** Begin **
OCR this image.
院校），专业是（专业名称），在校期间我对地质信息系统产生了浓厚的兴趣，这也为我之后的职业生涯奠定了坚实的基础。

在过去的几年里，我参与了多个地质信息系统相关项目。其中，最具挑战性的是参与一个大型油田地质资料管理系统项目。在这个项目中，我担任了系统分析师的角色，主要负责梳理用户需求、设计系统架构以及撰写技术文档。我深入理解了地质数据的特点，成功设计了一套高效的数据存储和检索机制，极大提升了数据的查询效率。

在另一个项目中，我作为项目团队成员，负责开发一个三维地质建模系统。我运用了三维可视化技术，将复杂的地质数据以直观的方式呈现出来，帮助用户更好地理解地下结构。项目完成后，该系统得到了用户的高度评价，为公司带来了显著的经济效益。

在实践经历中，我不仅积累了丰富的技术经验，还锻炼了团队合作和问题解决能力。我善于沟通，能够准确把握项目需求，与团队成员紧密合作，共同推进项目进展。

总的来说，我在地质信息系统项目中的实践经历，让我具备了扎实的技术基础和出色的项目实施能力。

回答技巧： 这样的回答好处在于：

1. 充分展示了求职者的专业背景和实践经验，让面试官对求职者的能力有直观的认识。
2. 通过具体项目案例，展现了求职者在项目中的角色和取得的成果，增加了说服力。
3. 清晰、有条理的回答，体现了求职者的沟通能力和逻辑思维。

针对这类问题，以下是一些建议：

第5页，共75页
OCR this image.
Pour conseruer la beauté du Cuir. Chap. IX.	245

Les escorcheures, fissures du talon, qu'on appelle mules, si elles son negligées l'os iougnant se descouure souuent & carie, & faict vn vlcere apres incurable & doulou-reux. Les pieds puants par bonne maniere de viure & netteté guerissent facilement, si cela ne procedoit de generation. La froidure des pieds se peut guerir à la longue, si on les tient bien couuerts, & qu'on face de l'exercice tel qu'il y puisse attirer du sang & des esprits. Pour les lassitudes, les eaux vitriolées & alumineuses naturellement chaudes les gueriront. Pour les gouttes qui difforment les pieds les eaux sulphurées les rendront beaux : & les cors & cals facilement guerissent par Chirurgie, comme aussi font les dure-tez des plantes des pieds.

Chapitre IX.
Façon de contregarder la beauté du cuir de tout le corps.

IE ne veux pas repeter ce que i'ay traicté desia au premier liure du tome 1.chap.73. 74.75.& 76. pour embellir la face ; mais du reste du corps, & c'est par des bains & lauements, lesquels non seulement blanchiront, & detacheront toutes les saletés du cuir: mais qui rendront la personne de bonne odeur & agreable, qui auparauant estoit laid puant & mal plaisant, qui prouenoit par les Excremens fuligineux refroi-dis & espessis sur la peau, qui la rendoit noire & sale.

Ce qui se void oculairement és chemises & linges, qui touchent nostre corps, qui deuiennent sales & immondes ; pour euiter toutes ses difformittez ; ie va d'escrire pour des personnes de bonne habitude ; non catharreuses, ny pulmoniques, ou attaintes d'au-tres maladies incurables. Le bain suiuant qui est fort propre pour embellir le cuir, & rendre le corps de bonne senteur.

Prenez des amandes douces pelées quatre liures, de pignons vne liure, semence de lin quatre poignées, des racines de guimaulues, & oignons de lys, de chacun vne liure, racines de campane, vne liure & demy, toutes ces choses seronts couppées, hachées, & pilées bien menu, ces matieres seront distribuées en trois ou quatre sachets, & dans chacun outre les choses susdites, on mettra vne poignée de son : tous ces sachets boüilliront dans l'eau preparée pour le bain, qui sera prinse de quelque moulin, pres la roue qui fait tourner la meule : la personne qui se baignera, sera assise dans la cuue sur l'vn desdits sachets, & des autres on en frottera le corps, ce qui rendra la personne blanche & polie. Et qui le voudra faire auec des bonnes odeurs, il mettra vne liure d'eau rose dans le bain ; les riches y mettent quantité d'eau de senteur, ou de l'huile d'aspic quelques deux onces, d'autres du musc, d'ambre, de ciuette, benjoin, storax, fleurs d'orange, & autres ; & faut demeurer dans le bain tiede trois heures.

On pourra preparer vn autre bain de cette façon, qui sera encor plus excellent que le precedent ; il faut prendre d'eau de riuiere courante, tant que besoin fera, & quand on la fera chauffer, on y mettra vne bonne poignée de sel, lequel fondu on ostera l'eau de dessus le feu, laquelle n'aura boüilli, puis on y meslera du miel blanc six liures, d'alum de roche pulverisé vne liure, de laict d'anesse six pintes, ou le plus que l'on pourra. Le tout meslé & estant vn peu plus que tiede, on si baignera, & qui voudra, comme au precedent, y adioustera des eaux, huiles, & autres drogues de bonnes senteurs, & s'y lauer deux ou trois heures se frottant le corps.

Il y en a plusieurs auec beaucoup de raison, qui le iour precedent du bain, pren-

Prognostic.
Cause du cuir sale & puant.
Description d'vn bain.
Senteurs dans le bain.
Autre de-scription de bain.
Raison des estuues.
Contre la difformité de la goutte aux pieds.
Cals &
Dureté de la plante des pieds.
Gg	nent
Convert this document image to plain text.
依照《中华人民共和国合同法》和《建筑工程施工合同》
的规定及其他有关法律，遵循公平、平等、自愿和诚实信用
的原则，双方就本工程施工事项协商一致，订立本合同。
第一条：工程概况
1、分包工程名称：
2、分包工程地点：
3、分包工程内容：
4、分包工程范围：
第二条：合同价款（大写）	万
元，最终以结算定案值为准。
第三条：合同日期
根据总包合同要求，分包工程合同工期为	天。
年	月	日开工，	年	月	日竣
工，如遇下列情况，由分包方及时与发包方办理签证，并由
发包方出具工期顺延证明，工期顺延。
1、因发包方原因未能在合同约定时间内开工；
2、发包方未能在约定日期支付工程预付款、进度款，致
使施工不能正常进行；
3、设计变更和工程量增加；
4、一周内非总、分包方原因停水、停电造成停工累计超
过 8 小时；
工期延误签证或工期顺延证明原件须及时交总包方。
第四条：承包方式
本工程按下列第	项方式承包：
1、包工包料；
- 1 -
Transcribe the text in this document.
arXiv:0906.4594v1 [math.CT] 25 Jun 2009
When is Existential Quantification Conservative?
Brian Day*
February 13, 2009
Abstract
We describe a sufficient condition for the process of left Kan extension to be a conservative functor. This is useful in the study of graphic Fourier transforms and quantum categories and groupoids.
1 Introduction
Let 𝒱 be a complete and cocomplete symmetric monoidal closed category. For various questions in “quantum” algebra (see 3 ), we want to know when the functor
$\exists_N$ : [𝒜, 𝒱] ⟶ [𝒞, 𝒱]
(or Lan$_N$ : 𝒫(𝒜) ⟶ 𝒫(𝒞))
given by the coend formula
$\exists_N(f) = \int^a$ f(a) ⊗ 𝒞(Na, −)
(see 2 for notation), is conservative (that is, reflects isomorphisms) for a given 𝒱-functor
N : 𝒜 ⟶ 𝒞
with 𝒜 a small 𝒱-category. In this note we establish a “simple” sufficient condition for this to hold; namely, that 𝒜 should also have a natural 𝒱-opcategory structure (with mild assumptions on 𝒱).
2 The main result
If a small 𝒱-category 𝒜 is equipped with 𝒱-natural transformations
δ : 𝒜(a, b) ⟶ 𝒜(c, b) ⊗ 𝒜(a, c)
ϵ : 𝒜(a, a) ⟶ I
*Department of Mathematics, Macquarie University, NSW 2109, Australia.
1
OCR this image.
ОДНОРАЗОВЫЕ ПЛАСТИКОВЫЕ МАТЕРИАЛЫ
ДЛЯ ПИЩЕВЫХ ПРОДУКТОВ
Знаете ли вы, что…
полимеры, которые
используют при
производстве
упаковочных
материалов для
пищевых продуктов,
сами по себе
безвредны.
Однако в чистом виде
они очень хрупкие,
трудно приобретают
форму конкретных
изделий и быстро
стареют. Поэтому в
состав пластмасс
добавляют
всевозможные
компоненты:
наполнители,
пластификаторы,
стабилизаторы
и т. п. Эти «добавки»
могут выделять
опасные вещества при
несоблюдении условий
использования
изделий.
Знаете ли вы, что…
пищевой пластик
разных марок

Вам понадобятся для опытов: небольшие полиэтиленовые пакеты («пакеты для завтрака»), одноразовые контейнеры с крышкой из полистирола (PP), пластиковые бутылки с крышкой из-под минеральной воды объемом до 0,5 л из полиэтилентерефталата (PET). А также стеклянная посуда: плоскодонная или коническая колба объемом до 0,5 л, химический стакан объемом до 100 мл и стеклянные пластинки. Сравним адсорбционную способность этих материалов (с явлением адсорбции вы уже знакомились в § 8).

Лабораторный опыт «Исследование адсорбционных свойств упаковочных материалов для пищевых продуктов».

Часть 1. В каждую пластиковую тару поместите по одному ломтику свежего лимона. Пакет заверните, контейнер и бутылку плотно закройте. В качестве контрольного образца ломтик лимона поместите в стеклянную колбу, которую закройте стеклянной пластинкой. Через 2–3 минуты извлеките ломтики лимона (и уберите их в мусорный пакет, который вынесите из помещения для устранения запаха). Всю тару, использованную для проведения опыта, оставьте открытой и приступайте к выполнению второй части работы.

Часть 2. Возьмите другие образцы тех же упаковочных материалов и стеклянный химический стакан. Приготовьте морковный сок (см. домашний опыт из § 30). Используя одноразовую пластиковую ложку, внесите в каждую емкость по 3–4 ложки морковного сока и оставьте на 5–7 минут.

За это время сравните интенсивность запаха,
** End **
#### What is expected
Look through the data above. Each line containing the word "functor" needs to be copied.

#### Solved problem
We describe a sufficient condition for the process of left Kan extension to be a conservative functor. This is useful in the study of graphic Fourier transforms and quantum categories and groupoids.
Let 𝒱 be a complete and cocomplete symmetric monoidal closed category. For various questions in “quantum” algebra (see 3 ), we want to know when the functor
(see 2 for notation), is conservative (that is, reflects isomorphisms) for a given 𝒱-functor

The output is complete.